Dataset excerpts -
## begin
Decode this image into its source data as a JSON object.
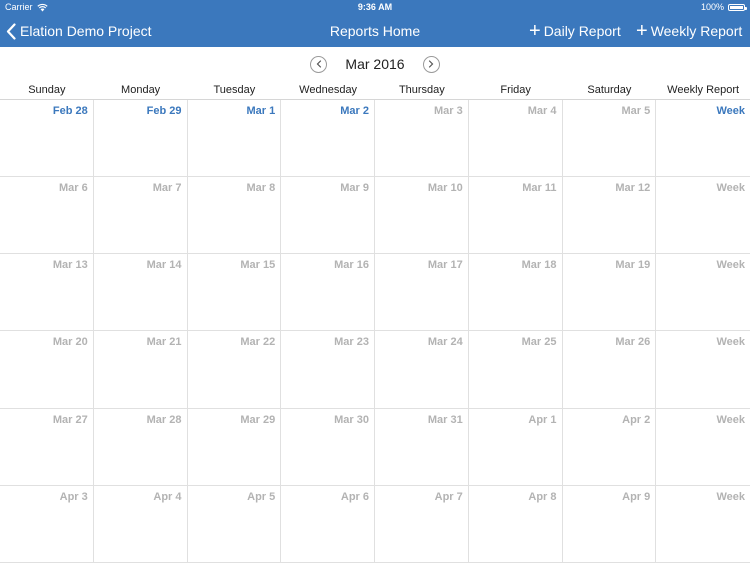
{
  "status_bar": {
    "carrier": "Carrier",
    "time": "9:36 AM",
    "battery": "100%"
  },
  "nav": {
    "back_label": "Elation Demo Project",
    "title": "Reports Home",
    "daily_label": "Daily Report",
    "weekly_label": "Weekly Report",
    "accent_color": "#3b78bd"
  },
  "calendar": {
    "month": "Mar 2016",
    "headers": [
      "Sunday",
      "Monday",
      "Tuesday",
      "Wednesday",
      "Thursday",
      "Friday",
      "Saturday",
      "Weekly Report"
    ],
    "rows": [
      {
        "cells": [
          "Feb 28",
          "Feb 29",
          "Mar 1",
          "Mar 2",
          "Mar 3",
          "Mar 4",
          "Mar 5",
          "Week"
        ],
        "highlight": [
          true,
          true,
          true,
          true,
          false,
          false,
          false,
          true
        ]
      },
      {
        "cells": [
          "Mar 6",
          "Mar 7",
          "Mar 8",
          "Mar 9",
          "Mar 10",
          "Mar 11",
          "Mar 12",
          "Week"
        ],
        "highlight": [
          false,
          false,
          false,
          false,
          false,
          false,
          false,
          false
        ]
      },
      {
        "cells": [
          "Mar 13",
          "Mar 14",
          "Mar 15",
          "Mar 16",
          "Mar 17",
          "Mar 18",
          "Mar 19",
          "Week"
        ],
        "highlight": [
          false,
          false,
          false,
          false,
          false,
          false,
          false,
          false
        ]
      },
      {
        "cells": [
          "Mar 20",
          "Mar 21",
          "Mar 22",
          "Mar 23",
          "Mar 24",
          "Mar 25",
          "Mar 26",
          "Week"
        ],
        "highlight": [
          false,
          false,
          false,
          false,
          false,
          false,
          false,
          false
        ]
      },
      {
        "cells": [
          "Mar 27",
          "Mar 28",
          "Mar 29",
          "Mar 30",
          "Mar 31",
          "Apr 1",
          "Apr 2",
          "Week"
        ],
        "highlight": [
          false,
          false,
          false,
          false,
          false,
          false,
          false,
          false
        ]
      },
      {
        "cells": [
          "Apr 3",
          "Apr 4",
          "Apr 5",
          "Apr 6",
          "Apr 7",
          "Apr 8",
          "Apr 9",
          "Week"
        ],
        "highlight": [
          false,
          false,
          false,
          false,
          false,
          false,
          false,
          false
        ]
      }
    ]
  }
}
## end
## begin
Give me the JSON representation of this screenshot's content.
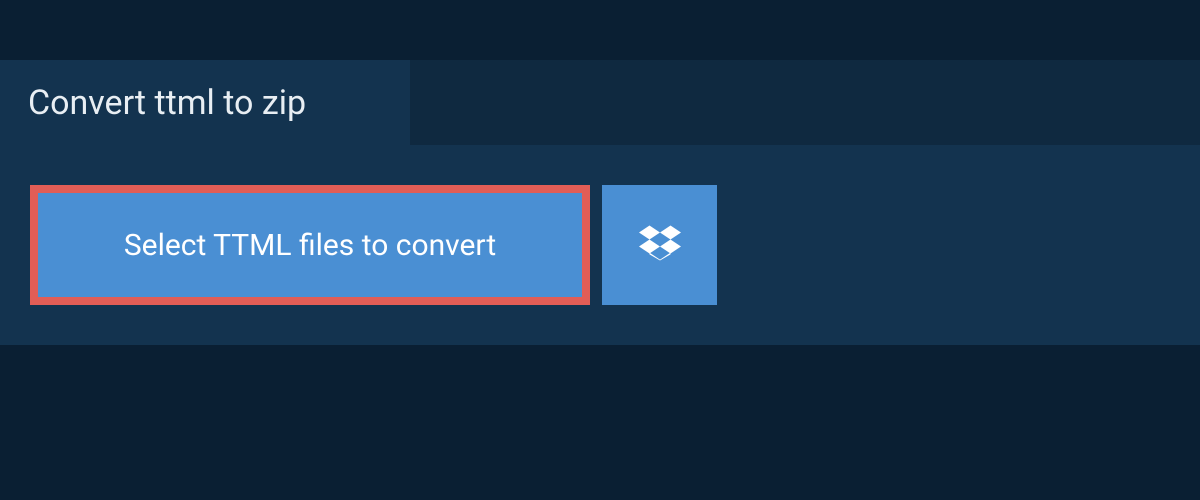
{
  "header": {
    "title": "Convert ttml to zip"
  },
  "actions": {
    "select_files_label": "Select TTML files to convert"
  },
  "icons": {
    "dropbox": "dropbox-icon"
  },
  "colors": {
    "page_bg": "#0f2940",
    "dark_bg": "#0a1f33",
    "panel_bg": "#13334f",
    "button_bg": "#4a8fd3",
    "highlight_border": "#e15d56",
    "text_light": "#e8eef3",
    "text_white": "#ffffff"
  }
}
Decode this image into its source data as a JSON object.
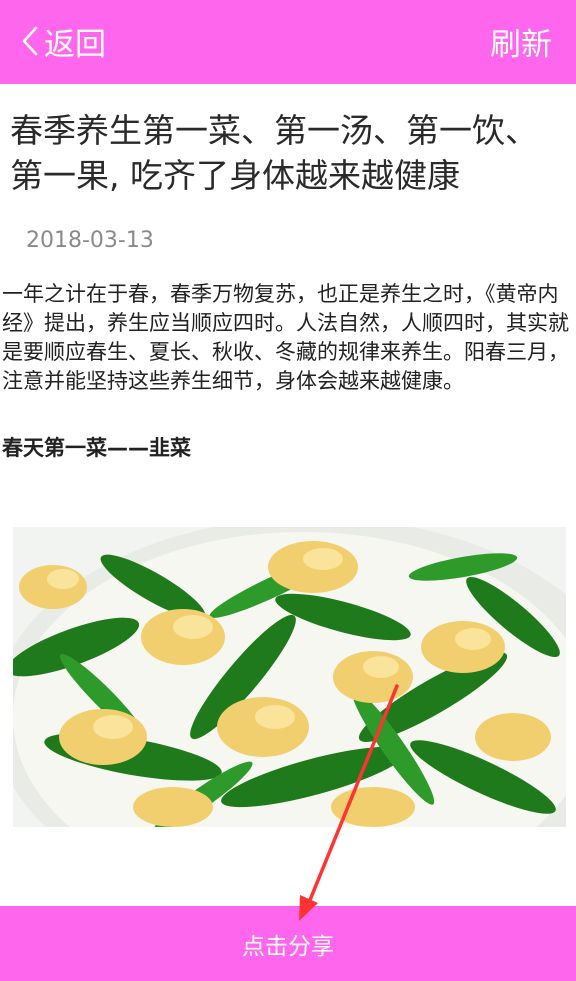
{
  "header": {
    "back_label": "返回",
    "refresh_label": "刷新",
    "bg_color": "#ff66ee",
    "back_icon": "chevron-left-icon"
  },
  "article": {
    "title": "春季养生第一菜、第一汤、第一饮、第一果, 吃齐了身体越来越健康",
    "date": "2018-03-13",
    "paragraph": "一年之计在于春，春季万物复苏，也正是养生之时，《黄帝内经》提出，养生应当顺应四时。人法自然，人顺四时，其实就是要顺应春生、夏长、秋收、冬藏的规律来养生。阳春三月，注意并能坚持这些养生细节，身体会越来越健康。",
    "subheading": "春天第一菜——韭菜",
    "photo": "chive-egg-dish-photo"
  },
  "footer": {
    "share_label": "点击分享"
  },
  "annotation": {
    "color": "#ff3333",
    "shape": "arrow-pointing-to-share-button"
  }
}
## end
## begin
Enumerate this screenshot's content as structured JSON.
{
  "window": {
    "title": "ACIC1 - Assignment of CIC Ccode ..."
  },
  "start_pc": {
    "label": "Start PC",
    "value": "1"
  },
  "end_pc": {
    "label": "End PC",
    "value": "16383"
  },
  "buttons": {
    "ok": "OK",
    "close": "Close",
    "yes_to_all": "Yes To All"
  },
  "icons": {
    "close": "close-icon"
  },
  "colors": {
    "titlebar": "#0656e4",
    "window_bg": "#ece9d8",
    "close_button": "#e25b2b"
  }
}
## end
Work to do - Report how many lines in the listing include the word "content". Give nothing but the count.

Exercise result - 2